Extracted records
Begin
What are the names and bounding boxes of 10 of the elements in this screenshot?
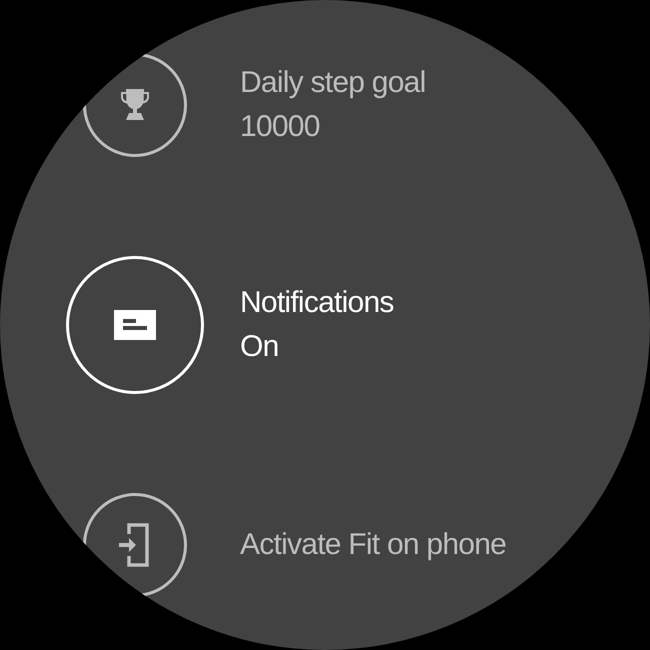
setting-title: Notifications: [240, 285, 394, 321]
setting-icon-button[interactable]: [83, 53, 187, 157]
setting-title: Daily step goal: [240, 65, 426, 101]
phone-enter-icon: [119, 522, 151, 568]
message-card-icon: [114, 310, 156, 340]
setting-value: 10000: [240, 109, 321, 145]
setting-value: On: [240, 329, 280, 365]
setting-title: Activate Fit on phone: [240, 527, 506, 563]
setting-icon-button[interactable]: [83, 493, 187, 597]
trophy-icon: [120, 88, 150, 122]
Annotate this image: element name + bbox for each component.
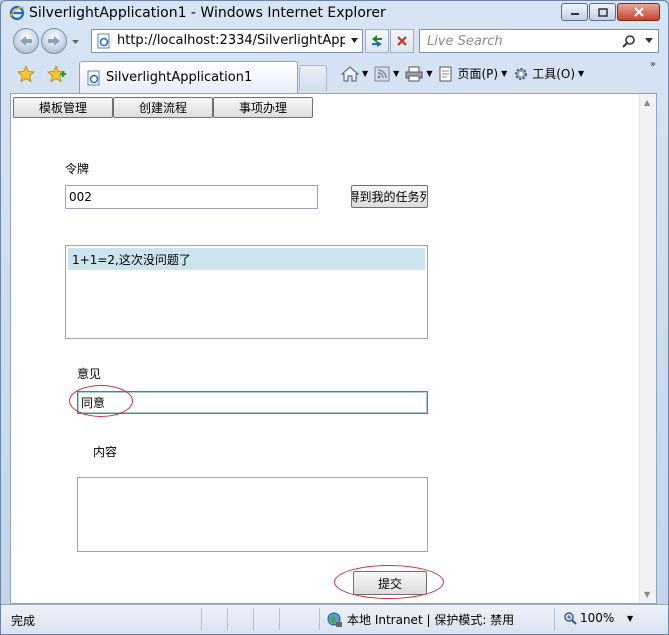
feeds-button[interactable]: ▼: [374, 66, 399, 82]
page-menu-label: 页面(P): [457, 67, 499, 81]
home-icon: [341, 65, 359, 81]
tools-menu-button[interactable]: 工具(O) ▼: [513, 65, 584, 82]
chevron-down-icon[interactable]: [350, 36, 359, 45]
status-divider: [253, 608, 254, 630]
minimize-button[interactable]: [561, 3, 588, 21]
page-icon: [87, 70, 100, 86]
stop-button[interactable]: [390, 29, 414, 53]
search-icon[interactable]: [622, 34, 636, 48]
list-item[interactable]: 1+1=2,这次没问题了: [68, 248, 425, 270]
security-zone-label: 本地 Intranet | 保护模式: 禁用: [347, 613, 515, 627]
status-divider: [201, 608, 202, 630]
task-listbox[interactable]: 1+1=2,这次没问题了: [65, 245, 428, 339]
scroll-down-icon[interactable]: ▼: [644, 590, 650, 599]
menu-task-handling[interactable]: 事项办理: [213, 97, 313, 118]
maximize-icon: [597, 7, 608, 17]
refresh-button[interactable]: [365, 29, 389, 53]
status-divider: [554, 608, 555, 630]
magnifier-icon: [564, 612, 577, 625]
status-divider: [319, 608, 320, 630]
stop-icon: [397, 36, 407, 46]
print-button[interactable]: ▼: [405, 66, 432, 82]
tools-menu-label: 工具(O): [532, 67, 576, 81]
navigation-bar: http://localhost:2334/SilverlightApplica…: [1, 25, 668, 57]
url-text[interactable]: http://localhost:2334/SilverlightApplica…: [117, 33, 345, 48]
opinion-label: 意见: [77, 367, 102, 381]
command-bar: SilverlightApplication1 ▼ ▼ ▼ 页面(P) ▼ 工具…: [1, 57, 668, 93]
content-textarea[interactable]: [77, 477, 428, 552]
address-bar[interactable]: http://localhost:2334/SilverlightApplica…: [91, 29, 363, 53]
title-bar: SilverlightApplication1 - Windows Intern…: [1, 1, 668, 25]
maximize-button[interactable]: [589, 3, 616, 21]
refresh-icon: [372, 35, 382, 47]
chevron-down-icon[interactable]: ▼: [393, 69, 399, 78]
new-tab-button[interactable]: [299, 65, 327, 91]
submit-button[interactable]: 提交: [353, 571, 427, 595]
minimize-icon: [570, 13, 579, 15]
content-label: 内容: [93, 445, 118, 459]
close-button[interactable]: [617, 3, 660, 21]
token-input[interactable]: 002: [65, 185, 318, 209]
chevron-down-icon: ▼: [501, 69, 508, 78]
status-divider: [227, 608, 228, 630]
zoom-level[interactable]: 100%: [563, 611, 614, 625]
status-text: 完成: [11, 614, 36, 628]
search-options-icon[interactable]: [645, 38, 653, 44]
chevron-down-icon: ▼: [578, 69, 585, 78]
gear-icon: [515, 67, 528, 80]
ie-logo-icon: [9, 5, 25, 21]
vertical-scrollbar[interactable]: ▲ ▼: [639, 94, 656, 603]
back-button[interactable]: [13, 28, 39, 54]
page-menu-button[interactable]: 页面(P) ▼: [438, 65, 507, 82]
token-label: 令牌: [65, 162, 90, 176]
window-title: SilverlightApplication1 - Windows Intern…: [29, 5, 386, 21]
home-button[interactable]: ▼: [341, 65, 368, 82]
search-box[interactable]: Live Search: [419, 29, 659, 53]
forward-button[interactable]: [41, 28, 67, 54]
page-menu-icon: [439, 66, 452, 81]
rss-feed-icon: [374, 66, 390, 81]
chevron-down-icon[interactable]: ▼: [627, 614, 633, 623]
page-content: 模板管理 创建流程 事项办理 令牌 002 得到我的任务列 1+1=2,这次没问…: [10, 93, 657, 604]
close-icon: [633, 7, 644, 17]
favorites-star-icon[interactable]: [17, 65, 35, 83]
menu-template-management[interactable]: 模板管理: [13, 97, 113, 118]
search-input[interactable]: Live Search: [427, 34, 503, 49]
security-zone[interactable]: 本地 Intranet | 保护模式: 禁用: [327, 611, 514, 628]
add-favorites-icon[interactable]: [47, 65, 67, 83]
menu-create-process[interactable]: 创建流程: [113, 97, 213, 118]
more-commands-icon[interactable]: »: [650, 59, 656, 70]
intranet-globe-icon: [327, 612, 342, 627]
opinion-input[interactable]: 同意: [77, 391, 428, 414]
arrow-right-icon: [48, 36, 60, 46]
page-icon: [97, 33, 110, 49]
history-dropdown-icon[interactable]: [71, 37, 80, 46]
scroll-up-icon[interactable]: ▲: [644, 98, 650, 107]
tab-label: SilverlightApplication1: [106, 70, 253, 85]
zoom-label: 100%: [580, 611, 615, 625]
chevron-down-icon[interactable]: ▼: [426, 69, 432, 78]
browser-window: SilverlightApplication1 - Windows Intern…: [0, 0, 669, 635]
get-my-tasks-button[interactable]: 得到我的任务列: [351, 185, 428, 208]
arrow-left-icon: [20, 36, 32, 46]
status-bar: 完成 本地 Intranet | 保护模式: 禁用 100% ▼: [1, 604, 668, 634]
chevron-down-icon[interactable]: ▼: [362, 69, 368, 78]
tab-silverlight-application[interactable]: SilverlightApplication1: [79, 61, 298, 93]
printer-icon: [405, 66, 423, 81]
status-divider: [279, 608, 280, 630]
End
Begin
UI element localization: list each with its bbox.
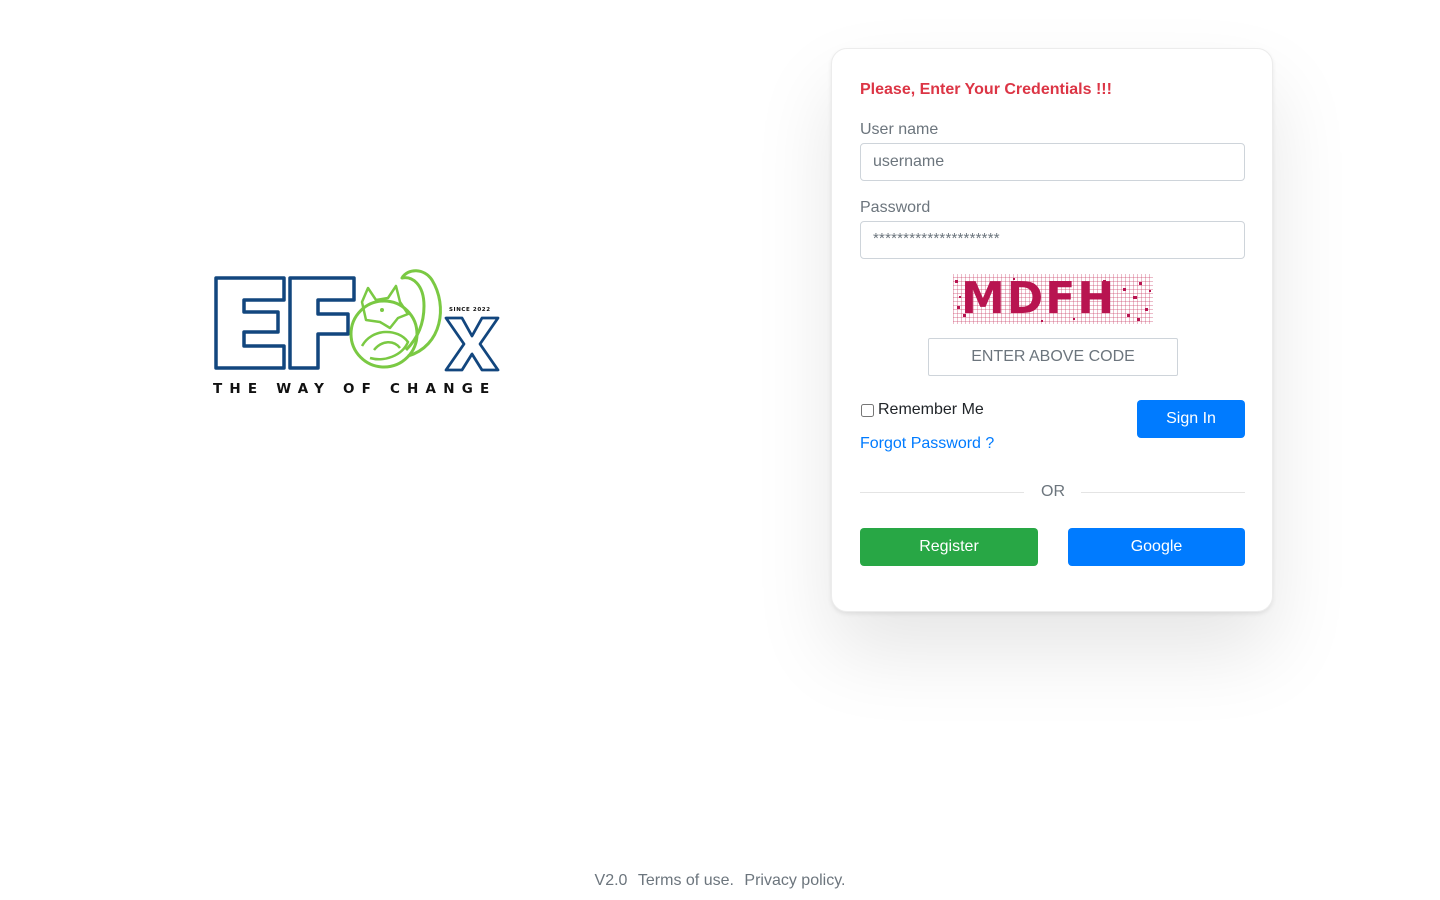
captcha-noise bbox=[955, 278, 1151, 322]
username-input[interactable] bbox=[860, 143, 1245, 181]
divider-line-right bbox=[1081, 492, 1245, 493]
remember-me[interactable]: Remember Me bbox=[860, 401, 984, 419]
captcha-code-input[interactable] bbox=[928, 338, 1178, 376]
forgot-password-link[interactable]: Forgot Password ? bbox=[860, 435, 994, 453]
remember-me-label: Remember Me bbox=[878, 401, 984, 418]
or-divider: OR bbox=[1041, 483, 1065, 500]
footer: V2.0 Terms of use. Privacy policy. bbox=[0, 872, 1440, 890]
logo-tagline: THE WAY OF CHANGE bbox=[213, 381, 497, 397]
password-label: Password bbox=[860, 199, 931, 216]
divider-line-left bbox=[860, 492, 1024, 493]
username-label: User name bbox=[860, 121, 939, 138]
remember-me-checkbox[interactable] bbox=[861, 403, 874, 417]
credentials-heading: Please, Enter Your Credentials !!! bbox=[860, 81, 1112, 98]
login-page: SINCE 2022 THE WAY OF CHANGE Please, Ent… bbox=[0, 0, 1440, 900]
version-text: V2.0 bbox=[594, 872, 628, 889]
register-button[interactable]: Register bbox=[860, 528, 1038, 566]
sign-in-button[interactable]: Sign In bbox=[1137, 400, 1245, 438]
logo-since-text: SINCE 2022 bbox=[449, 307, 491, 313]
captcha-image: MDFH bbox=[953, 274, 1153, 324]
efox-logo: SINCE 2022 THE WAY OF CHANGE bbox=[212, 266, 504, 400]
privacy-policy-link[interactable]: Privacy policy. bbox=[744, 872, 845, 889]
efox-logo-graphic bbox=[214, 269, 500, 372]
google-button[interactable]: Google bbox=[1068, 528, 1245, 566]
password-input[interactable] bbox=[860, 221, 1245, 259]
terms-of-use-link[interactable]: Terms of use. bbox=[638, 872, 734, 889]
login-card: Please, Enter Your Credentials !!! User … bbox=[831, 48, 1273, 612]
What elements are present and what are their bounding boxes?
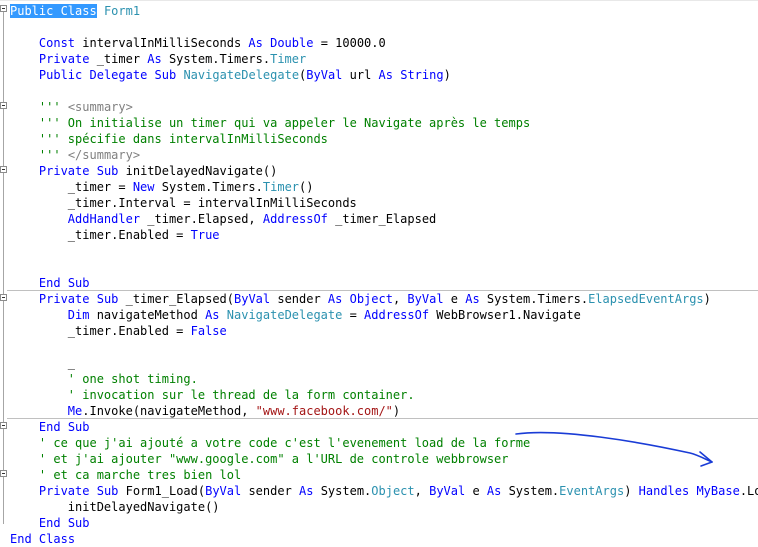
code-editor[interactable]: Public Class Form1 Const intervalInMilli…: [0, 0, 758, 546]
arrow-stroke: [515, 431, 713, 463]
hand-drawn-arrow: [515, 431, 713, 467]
End
Begin
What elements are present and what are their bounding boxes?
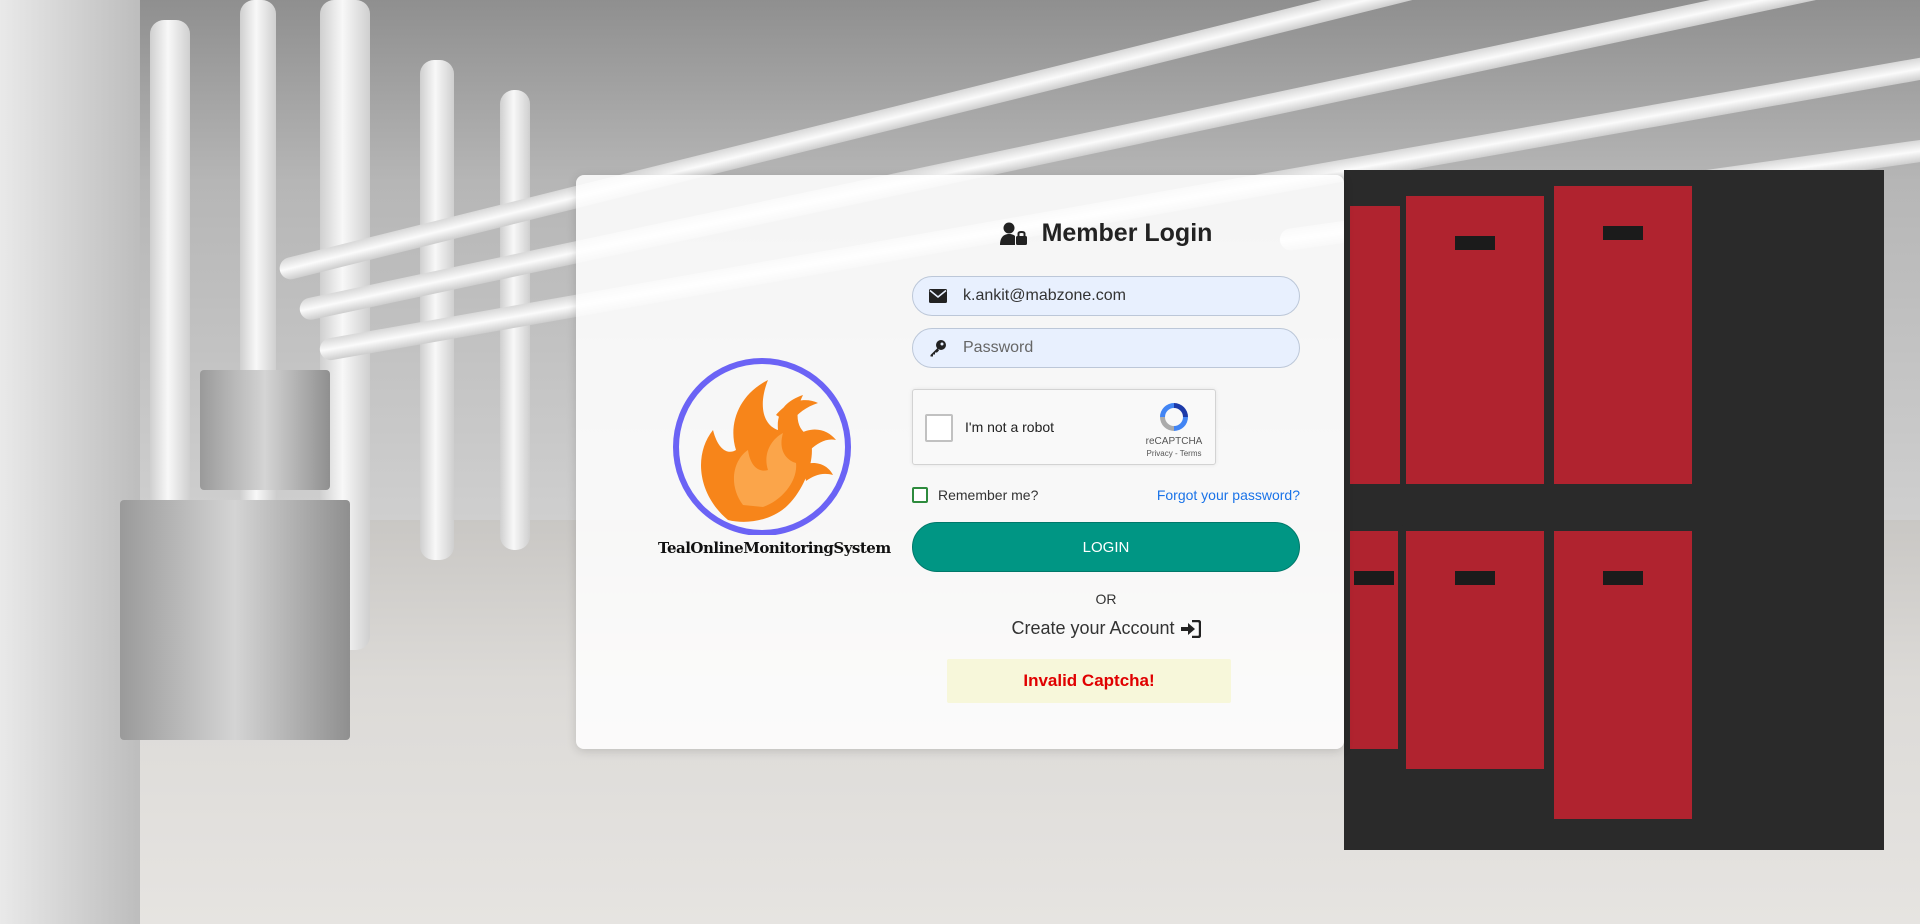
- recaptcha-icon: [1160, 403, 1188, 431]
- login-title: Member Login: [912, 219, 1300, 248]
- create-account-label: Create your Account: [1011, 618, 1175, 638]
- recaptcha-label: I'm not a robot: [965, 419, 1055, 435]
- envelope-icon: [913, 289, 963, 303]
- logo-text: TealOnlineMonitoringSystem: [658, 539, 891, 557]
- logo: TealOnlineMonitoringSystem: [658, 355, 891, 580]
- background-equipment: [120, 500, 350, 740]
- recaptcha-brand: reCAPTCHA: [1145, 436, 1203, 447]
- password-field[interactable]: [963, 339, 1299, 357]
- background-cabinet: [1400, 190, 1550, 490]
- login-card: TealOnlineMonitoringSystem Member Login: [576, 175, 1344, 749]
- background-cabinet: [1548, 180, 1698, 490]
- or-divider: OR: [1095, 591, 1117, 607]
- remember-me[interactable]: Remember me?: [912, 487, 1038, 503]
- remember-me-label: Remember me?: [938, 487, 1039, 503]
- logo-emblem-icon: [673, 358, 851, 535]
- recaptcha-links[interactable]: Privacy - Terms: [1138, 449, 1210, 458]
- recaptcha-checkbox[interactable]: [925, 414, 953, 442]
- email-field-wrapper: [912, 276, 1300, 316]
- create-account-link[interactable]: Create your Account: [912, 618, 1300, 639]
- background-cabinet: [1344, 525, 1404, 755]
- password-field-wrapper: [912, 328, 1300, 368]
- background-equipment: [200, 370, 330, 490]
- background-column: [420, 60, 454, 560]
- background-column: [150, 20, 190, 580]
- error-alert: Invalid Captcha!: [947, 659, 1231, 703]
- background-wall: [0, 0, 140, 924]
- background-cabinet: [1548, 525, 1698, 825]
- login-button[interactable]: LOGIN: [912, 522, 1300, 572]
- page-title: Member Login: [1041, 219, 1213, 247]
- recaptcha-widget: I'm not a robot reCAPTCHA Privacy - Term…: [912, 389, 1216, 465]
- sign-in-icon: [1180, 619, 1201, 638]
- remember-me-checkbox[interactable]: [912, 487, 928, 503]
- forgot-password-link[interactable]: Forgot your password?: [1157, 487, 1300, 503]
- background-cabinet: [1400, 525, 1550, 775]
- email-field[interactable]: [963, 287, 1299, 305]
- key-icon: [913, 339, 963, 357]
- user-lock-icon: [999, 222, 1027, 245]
End
EXERCISE DIRECTIONS: Give as a JSON list of strings, one per line with blank lines left out, the rows starting with the line containing "captcha-noise bbox=[955, 278, 1151, 322]" and going on through the line containing "or-divider: OR bbox=[1041, 483, 1065, 500]".

WRITTEN SOLUTION:
[
  "captcha-noise bbox=[955, 278, 1151, 322]",
  "username-input[interactable] bbox=[860, 143, 1245, 181]",
  "divider-line-right bbox=[1081, 492, 1245, 493]",
  "remember-me[interactable]: Remember Me bbox=[860, 401, 984, 419]",
  "captcha-code-input[interactable] bbox=[928, 338, 1178, 376]",
  "forgot-password-link[interactable]: Forgot Password ? bbox=[860, 435, 994, 453]",
  "remember-me-label: Remember Me bbox=[878, 401, 984, 418]",
  "or-divider: OR bbox=[1041, 483, 1065, 500]"
]